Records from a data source
_ _ _ _ _ _ _

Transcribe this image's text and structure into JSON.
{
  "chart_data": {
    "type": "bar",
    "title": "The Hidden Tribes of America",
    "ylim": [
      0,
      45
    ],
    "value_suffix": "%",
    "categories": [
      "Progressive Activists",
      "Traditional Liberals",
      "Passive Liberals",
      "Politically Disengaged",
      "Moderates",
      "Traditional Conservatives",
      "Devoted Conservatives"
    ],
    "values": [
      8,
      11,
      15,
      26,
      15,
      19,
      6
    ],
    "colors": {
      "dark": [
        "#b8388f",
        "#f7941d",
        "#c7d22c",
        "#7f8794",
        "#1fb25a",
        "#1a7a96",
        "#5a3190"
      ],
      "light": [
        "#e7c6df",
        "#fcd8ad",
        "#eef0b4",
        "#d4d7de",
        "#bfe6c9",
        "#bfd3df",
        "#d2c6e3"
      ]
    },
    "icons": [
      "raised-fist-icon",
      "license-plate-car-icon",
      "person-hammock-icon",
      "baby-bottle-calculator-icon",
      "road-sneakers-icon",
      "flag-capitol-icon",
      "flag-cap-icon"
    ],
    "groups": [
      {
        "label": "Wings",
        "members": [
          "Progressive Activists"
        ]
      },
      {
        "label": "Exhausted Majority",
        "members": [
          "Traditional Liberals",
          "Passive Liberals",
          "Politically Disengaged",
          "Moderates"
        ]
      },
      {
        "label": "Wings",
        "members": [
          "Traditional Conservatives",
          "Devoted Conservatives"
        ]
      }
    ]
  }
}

_ _ _ _ _ _ _

## Problem requirements
Exactly how many lines of the material contain the word "Passive"? Write the number alone.

## Written answer
2